• DATASET
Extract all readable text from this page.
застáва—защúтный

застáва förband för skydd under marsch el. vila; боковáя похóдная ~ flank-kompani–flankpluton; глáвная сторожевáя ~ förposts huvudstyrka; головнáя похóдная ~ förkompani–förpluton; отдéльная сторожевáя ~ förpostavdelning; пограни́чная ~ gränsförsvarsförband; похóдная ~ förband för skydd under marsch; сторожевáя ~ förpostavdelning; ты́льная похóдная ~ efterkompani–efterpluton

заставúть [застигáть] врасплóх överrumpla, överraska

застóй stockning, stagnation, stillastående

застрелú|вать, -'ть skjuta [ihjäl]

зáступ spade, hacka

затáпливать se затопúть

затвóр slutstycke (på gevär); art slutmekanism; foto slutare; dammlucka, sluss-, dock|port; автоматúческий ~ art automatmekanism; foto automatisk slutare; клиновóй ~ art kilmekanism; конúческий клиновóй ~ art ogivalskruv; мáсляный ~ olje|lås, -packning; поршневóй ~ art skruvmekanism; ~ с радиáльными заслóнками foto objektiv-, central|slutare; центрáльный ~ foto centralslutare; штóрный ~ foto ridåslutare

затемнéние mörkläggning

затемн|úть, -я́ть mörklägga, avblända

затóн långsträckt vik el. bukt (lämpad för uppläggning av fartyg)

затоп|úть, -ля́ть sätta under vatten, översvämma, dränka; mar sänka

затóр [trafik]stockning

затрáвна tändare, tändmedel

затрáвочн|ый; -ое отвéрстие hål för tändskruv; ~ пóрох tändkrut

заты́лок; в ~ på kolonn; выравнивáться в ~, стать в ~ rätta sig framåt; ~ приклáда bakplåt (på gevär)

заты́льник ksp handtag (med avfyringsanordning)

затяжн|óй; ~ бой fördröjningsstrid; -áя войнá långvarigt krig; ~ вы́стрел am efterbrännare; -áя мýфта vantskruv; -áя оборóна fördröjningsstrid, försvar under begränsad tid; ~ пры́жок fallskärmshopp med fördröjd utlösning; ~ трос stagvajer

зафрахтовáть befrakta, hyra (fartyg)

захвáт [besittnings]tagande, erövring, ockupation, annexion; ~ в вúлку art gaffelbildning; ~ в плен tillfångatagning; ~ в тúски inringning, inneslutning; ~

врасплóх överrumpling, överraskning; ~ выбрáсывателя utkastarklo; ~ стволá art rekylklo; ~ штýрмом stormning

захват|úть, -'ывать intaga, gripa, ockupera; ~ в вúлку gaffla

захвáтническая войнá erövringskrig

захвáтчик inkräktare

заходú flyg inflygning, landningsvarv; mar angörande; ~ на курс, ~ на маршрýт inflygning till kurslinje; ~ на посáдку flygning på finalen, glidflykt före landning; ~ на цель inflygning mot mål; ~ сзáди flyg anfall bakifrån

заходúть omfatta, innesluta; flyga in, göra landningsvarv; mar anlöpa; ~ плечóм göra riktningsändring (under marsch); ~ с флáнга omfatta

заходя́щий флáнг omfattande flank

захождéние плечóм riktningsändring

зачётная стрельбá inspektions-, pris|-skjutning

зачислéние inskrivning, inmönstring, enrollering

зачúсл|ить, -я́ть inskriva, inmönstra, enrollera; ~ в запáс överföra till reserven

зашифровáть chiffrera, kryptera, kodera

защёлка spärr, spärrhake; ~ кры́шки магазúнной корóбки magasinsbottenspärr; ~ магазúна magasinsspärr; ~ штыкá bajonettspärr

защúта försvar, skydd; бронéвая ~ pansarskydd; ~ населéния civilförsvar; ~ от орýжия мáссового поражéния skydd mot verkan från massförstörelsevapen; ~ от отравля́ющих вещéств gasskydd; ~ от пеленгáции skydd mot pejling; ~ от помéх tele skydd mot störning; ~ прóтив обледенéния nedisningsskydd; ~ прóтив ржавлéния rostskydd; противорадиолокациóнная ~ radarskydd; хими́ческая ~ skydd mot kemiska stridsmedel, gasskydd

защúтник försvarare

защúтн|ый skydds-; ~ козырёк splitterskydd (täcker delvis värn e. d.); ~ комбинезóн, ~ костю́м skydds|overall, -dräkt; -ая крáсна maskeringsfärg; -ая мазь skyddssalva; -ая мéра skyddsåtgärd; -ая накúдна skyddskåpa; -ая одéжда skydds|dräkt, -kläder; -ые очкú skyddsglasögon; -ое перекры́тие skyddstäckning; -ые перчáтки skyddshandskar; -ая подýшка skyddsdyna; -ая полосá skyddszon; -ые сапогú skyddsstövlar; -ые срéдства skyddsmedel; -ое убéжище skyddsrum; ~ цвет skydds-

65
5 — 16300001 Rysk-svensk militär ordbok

• WHAT YOU NEED TO DO
Every entry must be quoted exactly as it appears above.

• THE SOLUTION
Extract all readable text from this page.
застáва—защúтный

застáва förband för skydd under marsch el. vila; боковáя похóдная ~ flank-kompani–flankpluton; глáвная сторожевáя ~ förposts huvudstyrka; головнáя похóдная ~ förkompani–förpluton; отдéльная сторожевáя ~ förpostavdelning; пограни́чная ~ gränsförsvarsförband; похóдная ~ förband för skydd under marsch; сторожевáя ~ förpostavdelning; ты́льная похóдная ~ efterkompani–efterpluton

заставúть [застигáть] врасплóх överrumpla, överraska

застóй stockning, stagnation, stillastående

застрелú|вать, -'ть skjuta [ihjäl]

зáступ spade, hacka

затáпливать se затопúть

затвóр slutstycke (på gevär); art slutmekanism; foto slutare; dammlucka, sluss-, dock|port; автоматúческий ~ art automatmekanism; foto automatisk slutare; клиновóй ~ art kilmekanism; конúческий клиновóй ~ art ogivalskruv; мáсляный ~ olje|lås, -packning; поршневóй ~ art skruvmekanism; ~ с радиáльными заслóнками foto objektiv-, central|slutare; центрáльный ~ foto centralslutare; штóрный ~ foto ridåslutare

затемнéние mörkläggning

затемн|úть, -я́ть mörklägga, avblända

затóн långsträckt vik el. bukt (lämpad för uppläggning av fartyg)

затоп|úть, -ля́ть sätta under vatten, översvämma, dränka; mar sänka

затóр [trafik]stockning

затрáвна tändare, tändmedel

затрáвочн|ый; -ое отвéрстие hål för tändskruv; ~ пóрох tändkrut

заты́лок; в ~ på kolonn; выравнивáться в ~, стать в ~ rätta sig framåt; ~ приклáда bakplåt (på gevär)

заты́льник ksp handtag (med avfyringsanordning)

затяжн|óй; ~ бой fördröjningsstrid; -áя войнá långvarigt krig; ~ вы́стрел am efterbrännare; -áя мýфта vantskruv; -áя оборóна fördröjningsstrid, försvar under begränsad tid; ~ пры́жок fallskärmshopp med fördröjd utlösning; ~ трос stagvajer

зафрахтовáть befrakta, hyra (fartyg)

захвáт [besittnings]tagande, erövring, ockupation, annexion; ~ в вúлку art gaffelbildning; ~ в плен tillfångatagning; ~ в тúски inringning, inneslutning; ~

врасплóх överrumpling, överraskning; ~ выбрáсывателя utkastarklo; ~ стволá art rekylklo; ~ штýрмом stormning

захват|úть, -'ывать intaga, gripa, ockupera; ~ в вúлку gaffla

захвáтническая войнá erövringskrig

захвáтчик inkräktare

заходú flyg inflygning, landningsvarv; mar angörande; ~ на курс, ~ на маршрýт inflygning till kurslinje; ~ на посáдку flygning på finalen, glidflykt före landning; ~ на цель inflygning mot mål; ~ сзáди flyg anfall bakifrån

заходúть omfatta, innesluta; flyga in, göra landningsvarv; mar anlöpa; ~ плечóм göra riktningsändring (under marsch); ~ с флáнга omfatta

заходя́щий флáнг omfattande flank

захождéние плечóм riktningsändring

зачётная стрельбá inspektions-, pris|-skjutning

зачислéние inskrivning, inmönstring, enrollering

зачúсл|ить, -я́ть inskriva, inmönstra, enrollera; ~ в запáс överföra till reserven

зашифровáть chiffrera, kryptera, kodera

защёлка spärr, spärrhake; ~ кры́шки магазúнной корóбки magasinsbottenspärr; ~ магазúна magasinsspärr; ~ штыкá bajonettspärr

защúта försvar, skydd; бронéвая ~ pansarskydd; ~ населéния civilförsvar; ~ от орýжия мáссового поражéния skydd mot verkan från massförstörelsevapen; ~ от отравля́ющих вещéств gasskydd; ~ от пеленгáции skydd mot pejling; ~ от помéх tele skydd mot störning; ~ прóтив обледенéния nedisningsskydd; ~ прóтив ржавлéния rostskydd; противорадиолокациóнная ~ radarskydd; хими́ческая ~ skydd mot kemiska stridsmedel, gasskydd

защúтник försvarare

защúтн|ый skydds-; ~ козырёк splitterskydd (täcker delvis värn e. d.); ~ комбинезóн, ~ костю́м skydds|overall, -dräkt; -ая крáсна maskeringsfärg; -ая мазь skyddssalva; -ая мéра skyddsåtgärd; -ая накúдна skyddskåpa; -ая одéжда skydds|dräkt, -kläder; -ые очкú skyddsglasögon; -ое перекры́тие skyddstäckning; -ые перчáтки skyddshandskar; -ая подýшка skyddsdyna; -ая полосá skyddszon; -ые сапогú skyddsstövlar; -ые срéдства skyddsmedel; -ое убéжище skyddsrum; ~ цвет skydds-

65
5 — 16300001 Rysk-svensk militär ordbok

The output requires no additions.